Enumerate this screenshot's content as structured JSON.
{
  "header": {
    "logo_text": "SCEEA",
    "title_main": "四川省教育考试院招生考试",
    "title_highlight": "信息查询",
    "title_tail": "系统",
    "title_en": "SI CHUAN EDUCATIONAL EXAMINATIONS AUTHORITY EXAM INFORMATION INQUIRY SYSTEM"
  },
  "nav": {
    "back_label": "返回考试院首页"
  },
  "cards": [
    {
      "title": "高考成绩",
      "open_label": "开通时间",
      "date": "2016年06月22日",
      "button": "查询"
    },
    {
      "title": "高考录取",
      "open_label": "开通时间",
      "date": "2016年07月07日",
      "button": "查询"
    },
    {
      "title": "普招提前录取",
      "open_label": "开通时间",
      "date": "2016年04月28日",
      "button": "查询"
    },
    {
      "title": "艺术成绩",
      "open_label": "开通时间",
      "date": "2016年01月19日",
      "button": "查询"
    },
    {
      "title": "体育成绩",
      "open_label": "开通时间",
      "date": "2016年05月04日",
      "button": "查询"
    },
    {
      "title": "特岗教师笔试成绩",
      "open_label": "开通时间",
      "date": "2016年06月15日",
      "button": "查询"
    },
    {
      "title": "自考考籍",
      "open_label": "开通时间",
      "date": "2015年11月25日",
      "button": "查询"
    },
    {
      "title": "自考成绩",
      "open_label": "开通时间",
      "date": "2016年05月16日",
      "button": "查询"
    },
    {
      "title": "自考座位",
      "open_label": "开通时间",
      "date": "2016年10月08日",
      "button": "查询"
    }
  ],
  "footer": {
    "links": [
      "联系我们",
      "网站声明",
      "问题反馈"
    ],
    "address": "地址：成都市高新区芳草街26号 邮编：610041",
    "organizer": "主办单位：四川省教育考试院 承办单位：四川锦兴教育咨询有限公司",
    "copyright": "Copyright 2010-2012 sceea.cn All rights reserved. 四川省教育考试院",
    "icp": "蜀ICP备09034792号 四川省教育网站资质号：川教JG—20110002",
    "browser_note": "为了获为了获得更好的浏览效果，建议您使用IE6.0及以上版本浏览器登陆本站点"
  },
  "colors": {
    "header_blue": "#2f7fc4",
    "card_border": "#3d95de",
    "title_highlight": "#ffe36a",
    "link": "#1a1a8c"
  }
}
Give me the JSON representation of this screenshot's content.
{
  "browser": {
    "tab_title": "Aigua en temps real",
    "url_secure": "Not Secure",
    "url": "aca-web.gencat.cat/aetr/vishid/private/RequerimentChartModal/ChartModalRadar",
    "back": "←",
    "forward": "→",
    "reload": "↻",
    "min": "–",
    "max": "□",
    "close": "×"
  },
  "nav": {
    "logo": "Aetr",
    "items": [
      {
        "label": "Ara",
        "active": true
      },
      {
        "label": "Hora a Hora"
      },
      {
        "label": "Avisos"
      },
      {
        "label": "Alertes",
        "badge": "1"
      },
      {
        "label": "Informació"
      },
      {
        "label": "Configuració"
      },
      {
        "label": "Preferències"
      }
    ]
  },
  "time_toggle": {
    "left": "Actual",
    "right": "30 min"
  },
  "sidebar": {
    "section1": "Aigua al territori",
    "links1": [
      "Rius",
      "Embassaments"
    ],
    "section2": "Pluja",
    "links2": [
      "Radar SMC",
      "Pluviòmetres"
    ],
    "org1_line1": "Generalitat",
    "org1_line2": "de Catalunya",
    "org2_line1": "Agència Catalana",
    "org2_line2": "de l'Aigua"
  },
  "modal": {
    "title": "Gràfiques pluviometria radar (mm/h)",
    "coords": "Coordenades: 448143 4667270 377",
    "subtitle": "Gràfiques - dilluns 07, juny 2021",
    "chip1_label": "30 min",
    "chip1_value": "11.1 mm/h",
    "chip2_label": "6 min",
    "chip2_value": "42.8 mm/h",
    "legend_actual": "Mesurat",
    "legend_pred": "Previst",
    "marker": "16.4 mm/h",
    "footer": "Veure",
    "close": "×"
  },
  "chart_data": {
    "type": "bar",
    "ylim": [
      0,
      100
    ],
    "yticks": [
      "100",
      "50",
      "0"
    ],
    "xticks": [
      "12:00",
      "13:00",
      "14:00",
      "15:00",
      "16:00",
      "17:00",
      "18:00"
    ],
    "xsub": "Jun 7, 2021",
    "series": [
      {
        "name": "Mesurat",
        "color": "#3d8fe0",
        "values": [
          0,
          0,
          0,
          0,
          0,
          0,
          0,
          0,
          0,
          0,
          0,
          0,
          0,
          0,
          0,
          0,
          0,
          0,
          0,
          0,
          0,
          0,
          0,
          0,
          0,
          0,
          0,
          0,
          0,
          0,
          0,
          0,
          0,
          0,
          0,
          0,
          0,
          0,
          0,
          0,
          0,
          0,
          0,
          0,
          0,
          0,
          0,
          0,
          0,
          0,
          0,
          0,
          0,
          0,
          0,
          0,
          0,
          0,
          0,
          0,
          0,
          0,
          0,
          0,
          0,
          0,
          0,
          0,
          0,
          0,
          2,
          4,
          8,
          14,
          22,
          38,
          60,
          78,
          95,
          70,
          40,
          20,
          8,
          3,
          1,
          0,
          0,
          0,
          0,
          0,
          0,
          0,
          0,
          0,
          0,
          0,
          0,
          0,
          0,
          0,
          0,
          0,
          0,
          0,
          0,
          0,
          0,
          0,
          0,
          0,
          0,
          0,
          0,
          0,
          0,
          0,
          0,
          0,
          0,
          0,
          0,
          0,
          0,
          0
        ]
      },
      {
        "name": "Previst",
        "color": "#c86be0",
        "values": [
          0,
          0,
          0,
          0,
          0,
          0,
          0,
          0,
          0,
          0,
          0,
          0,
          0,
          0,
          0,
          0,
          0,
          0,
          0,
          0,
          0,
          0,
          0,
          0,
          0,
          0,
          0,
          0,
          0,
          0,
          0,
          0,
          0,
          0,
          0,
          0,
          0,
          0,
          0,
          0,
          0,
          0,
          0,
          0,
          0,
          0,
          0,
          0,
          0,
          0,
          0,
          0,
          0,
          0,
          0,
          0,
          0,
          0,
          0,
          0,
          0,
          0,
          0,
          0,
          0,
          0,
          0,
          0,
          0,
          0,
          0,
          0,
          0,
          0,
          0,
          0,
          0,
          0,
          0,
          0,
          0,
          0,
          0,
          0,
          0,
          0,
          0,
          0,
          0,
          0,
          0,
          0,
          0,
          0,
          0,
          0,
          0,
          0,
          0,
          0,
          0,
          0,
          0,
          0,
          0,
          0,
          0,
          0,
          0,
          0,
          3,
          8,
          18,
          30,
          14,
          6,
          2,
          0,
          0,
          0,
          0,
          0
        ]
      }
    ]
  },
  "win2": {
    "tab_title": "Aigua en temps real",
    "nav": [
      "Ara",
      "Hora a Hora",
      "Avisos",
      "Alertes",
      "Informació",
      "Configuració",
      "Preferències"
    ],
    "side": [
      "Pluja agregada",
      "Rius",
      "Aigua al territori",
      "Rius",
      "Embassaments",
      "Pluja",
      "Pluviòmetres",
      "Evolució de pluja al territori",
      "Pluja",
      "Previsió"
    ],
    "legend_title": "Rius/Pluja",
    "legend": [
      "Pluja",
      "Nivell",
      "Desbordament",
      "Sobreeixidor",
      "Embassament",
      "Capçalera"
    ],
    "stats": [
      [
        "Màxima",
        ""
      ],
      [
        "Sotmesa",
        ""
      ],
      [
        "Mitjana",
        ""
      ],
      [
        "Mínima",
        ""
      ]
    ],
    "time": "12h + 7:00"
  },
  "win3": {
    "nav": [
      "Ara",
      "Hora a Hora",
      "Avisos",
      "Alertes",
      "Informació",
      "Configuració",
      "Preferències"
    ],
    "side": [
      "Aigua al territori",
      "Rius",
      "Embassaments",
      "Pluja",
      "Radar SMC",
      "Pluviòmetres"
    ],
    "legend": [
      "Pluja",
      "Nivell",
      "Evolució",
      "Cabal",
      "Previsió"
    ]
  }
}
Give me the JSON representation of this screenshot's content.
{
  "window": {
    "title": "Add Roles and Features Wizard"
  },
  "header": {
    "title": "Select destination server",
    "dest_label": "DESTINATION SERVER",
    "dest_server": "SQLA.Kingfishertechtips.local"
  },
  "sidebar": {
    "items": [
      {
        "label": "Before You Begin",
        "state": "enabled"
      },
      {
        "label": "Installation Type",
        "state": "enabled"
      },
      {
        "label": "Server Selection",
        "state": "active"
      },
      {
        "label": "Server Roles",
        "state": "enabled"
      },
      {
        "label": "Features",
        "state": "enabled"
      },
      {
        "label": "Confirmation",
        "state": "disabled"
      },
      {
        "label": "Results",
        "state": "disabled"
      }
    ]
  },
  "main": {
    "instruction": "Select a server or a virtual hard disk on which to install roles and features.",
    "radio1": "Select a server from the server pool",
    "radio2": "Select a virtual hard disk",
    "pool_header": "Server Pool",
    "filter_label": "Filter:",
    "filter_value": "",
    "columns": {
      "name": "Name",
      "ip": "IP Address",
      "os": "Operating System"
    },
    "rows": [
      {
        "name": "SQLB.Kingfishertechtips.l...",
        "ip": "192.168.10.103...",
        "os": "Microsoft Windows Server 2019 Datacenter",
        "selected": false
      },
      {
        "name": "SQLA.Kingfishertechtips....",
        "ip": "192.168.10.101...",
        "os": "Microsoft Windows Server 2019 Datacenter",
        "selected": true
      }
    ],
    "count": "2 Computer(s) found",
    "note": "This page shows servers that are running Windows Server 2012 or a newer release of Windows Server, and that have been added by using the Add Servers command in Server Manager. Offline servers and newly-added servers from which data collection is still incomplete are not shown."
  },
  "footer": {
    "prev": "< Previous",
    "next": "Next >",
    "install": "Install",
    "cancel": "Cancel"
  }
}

* **WHAT THE EXERCISE ASKS**
Show each line of the listing that holds the string "territori".

* **WRITTEN SOLUTION**
    "section1": "Aigua al territori",
      "Aigua al territori",
      "Evolució de pluja al territori",
      "Aigua al territori",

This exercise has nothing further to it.